## What is required
Make an exact copy of all the entries below, with the pictures left out.

(Data items)

----

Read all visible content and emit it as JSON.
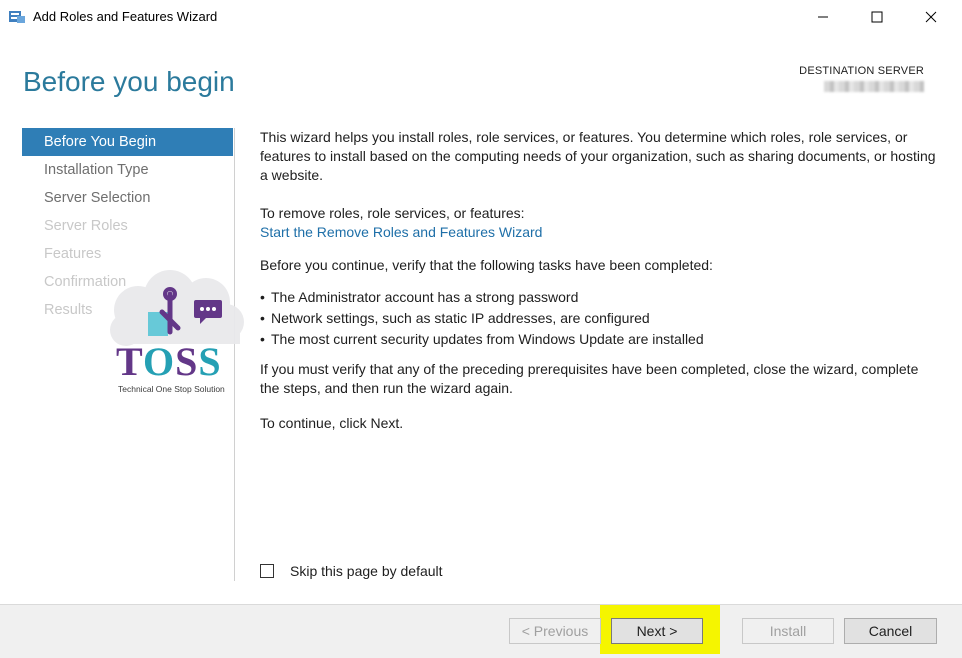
{
  "window": {
    "title": "Add Roles and Features Wizard",
    "controls": [
      "minimize-icon",
      "maximize-icon",
      "close-icon"
    ]
  },
  "header": {
    "heading": "Before you begin",
    "destination_label": "DESTINATION SERVER"
  },
  "sidebar": {
    "items": [
      {
        "label": "Before You Begin",
        "state": "active"
      },
      {
        "label": "Installation Type",
        "state": "enabled"
      },
      {
        "label": "Server Selection",
        "state": "enabled"
      },
      {
        "label": "Server Roles",
        "state": "disabled"
      },
      {
        "label": "Features",
        "state": "disabled"
      },
      {
        "label": "Confirmation",
        "state": "disabled"
      },
      {
        "label": "Results",
        "state": "disabled"
      }
    ]
  },
  "content": {
    "intro": "This wizard helps you install roles, role services, or features. You determine which roles, role services, or features to install based on the computing needs of your organization, such as sharing documents, or hosting a website.",
    "remove_label": "To remove roles, role services, or features:",
    "remove_link": "Start the Remove Roles and Features Wizard",
    "verify_intro": "Before you continue, verify that the following tasks have been completed:",
    "bullets": [
      "The Administrator account has a strong password",
      "Network settings, such as static IP addresses, are configured",
      "The most current security updates from Windows Update are installed"
    ],
    "prereq_note": "If you must verify that any of the preceding prerequisites have been completed, close the wizard, complete the steps, and then run the wizard again.",
    "continue_note": "To continue, click Next."
  },
  "skip": {
    "label": "Skip this page by default",
    "checked": false
  },
  "footer": {
    "previous": "< Previous",
    "next": "Next >",
    "install": "Install",
    "cancel": "Cancel"
  },
  "watermark": {
    "name": "TOSS",
    "tagline": "Technical One Stop Solution"
  },
  "colors": {
    "accent": "#2f7eb6",
    "heading": "#2b7a9c",
    "highlight": "#f5f500",
    "logo_purple": "#5b2d82",
    "logo_teal": "#1a9bb0"
  }
}
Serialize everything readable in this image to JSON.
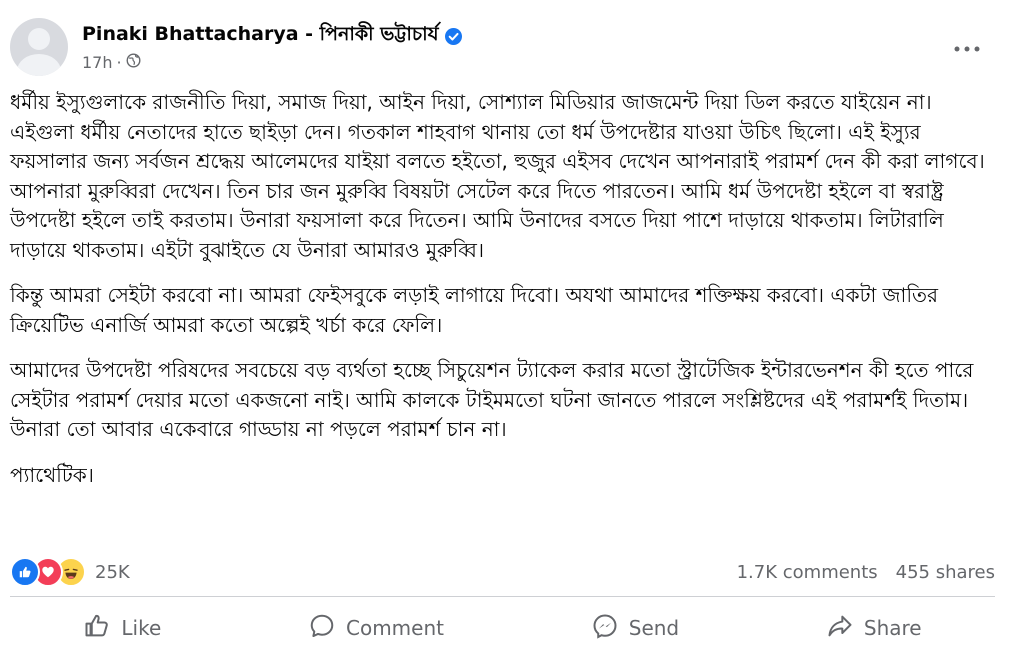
{
  "post": {
    "author": "Pinaki Bhattacharya - পিনাকী ভট্টাচার্য",
    "verified_icon": "verified-badge-icon",
    "time": "17h",
    "separator": "·",
    "audience_icon": "globe-icon",
    "paragraphs": [
      "ধর্মীয় ইস্যুগুলাকে রাজনীতি দিয়া, সমাজ দিয়া, আইন দিয়া, সোশ্যাল মিডিয়ার জাজমেন্ট দিয়া ডিল করতে যাইয়েন না। এইগুলা ধর্মীয় নেতাদের হাতে ছাইড়া দেন। গতকাল শাহবাগ থানায় তো ধর্ম উপদেষ্টার যাওয়া উচিৎ ছিলো। এই ইস্যুর ফয়সালার জন্য সর্বজন শ্রদ্ধেয় আলেমদের যাইয়া বলতে হইতো, হুজুর এইসব দেখেন আপনারাই পরামর্শ দেন কী করা লাগবে। আপনারা মুরুব্বিরা দেখেন। তিন চার জন মুরুব্বি বিষয়টা সেটেল করে দিতে পারতেন। আমি ধর্ম উপদেষ্টা হইলে বা স্বরাষ্ট্র উপদেষ্টা হইলে তাই করতাম। উনারা ফয়সালা করে দিতেন। আমি উনাদের বসতে দিয়া পাশে দাড়ায়ে থাকতাম। লিটারালি দাড়ায়ে থাকতাম। এইটা বুঝাইতে যে উনারা আমারও মুরুব্বি।",
      "কিন্তু আমরা সেইটা করবো না। আমরা ফেইসবুকে লড়াই লাগায়ে দিবো। অযথা আমাদের শক্তিক্ষয় করবো। একটা জাতির ক্রিয়েটিভ এনার্জি আমরা কতো অল্পেই খর্চা করে ফেলি।",
      "আমাদের উপদেষ্টা পরিষদের সবচেয়ে বড় ব্যর্থতা হচ্ছে সিচুয়েশন ট্যাকেল করার মতো স্ট্রাটেজিক ইন্টারভেনশন কী হতে পারে সেইটার পরামর্শ দেয়ার মতো একজনো নাই। আমি কালকে টাইমমতো ঘটনা জানতে পারলে সংশ্লিষ্টদের এই পরামর্শই দিতাম। উনারা তো আবার একেবারে গাড্ডায় না পড়লে পরামর্শ চান না।",
      "প্যাথেটিক।"
    ]
  },
  "stats": {
    "reactions_count": "25K",
    "reaction_icons": [
      "like-reaction-icon",
      "love-reaction-icon",
      "haha-reaction-icon"
    ],
    "comments": "1.7K comments",
    "shares": "455 shares"
  },
  "actions": {
    "like": "Like",
    "comment": "Comment",
    "send": "Send",
    "share": "Share"
  },
  "colors": {
    "text": "#050505",
    "secondary": "#65676b",
    "facebook_blue": "#1877f2",
    "love_red": "#f33e58",
    "haha_yellow": "#fcd34d"
  }
}
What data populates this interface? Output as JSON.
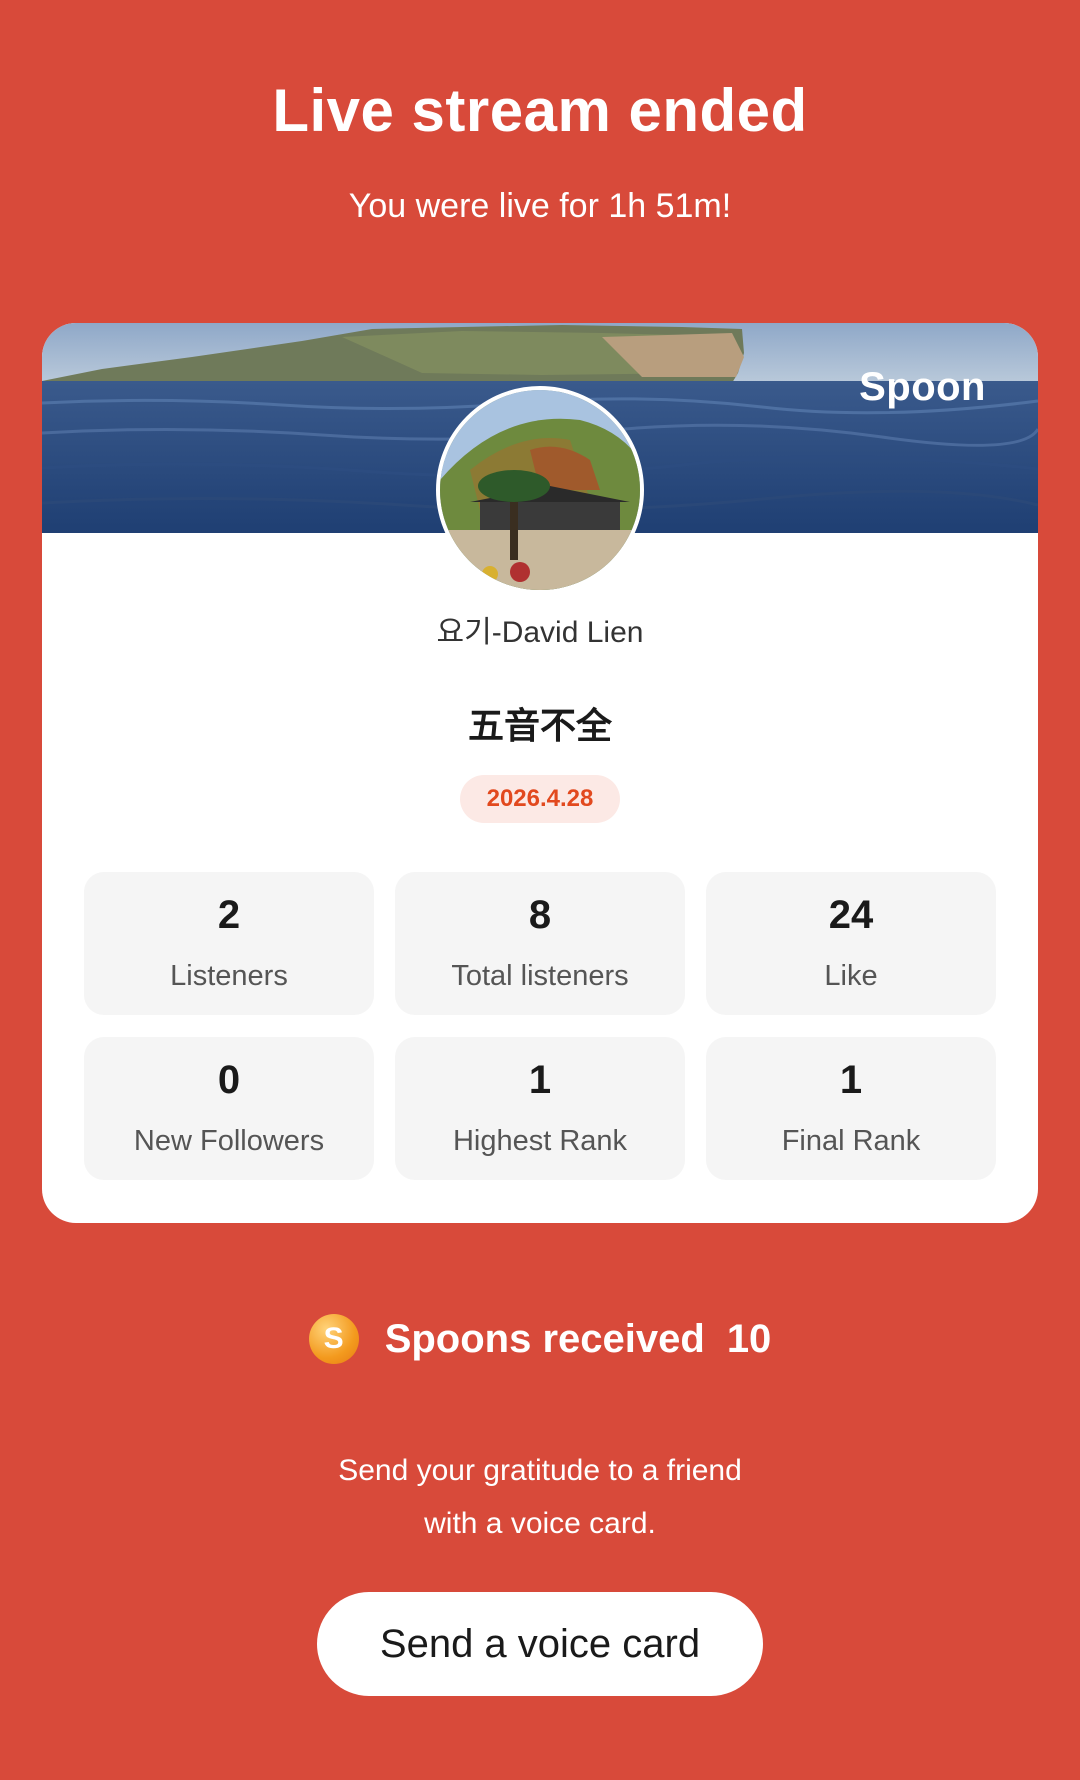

----

## The completed task
Read all visible content and emit it as JSON.
{
  "window": {
    "title": "Add Roles and Features Wizard",
    "controls": [
      "minimize-icon",
      "maximize-icon",
      "close-icon"
    ]
  },
  "header": {
    "heading": "Before you begin",
    "destination_label": "DESTINATION SERVER"
  },
  "sidebar": {
    "items": [
      {
        "label": "Before You Begin",
        "state": "active"
      },
      {
        "label": "Installation Type",
        "state": "enabled"
      },
      {
        "label": "Server Selection",
        "state": "enabled"
      },
      {
        "label": "Server Roles",
        "state": "disabled"
      },
      {
        "label": "Features",
        "state": "disabled"
      },
      {
        "label": "Confirmation",
        "state": "disabled"
      },
      {
        "label": "Results",
        "state": "disabled"
      }
    ]
  },
  "content": {
    "intro": "This wizard helps you install roles, role services, or features. You determine which roles, role services, or features to install based on the computing needs of your organization, such as sharing documents, or hosting a website.",
    "remove_label": "To remove roles, role services, or features:",
    "remove_link": "Start the Remove Roles and Features Wizard",
    "verify_intro": "Before you continue, verify that the following tasks have been completed:",
    "bullets": [
      "The Administrator account has a strong password",
      "Network settings, such as static IP addresses, are configured",
      "The most current security updates from Windows Update are installed"
    ],
    "prereq_note": "If you must verify that any of the preceding prerequisites have been completed, close the wizard, complete the steps, and then run the wizard again.",
    "continue_note": "To continue, click Next."
  },
  "skip": {
    "label": "Skip this page by default",
    "checked": false
  },
  "footer": {
    "previous": "< Previous",
    "next": "Next >",
    "install": "Install",
    "cancel": "Cancel"
  },
  "watermark": {
    "name": "TOSS",
    "tagline": "Technical One Stop Solution"
  },
  "colors": {
    "accent": "#2f7eb6",
    "heading": "#2b7a9c",
    "highlight": "#f5f500",
    "logo_purple": "#5b2d82",
    "logo_teal": "#1a9bb0"
  }
}
Serialize everything readable in this image to JSON.
{
  "post": {
    "author": "Pinaki Bhattacharya - পিনাকী ভট্টাচার্য",
    "verified_icon": "verified-badge-icon",
    "time": "17h",
    "separator": "·",
    "audience_icon": "globe-icon",
    "paragraphs": [
      "ধর্মীয় ইস্যুগুলাকে রাজনীতি দিয়া, সমাজ দিয়া, আইন দিয়া, সোশ্যাল মিডিয়ার জাজমেন্ট দিয়া ডিল করতে যাইয়েন না। এইগুলা ধর্মীয় নেতাদের হাতে ছাইড়া দেন। গতকাল শাহবাগ থানায় তো ধর্ম উপদেষ্টার যাওয়া উচিৎ ছিলো। এই ইস্যুর ফয়সালার জন্য সর্বজন শ্রদ্ধেয় আলেমদের যাইয়া বলতে হইতো, হুজুর এইসব দেখেন আপনারাই পরামর্শ দেন কী করা লাগবে। আপনারা মুরুব্বিরা দেখেন। তিন চার জন মুরুব্বি বিষয়টা সেটেল করে দিতে পারতেন। আমি ধর্ম উপদেষ্টা হইলে বা স্বরাষ্ট্র উপদেষ্টা হইলে তাই করতাম। উনারা ফয়সালা করে দিতেন। আমি উনাদের বসতে দিয়া পাশে দাড়ায়ে থাকতাম। লিটারালি দাড়ায়ে থাকতাম। এইটা বুঝাইতে যে উনারা আমারও মুরুব্বি।",
      "কিন্তু আমরা সেইটা করবো না। আমরা ফেইসবুকে লড়াই লাগায়ে দিবো। অযথা আমাদের শক্তিক্ষয় করবো। একটা জাতির ক্রিয়েটিভ এনার্জি আমরা কতো অল্পেই খর্চা করে ফেলি।",
      "আমাদের উপদেষ্টা পরিষদের সবচেয়ে বড় ব্যর্থতা হচ্ছে সিচুয়েশন ট্যাকেল করার মতো স্ট্রাটেজিক ইন্টারভেনশন কী হতে পারে সেইটার পরামর্শ দেয়ার মতো একজনো নাই। আমি কালকে টাইমমতো ঘটনা জানতে পারলে সংশ্লিষ্টদের এই পরামর্শই দিতাম। উনারা তো আবার একেবারে গাড্ডায় না পড়লে পরামর্শ চান না।",
      "প্যাথেটিক।"
    ]
  },
  "stats": {
    "reactions_count": "25K",
    "reaction_icons": [
      "like-reaction-icon",
      "love-reaction-icon",
      "haha-reaction-icon"
    ],
    "comments": "1.7K comments",
    "shares": "455 shares"
  },
  "actions": {
    "like": "Like",
    "comment": "Comment",
    "send": "Send",
    "share": "Share"
  },
  "colors": {
    "text": "#050505",
    "secondary": "#65676b",
    "facebook_blue": "#1877f2",
    "love_red": "#f33e58",
    "haha_yellow": "#fcd34d"
  }
}
What data populates this interface? Output as JSON.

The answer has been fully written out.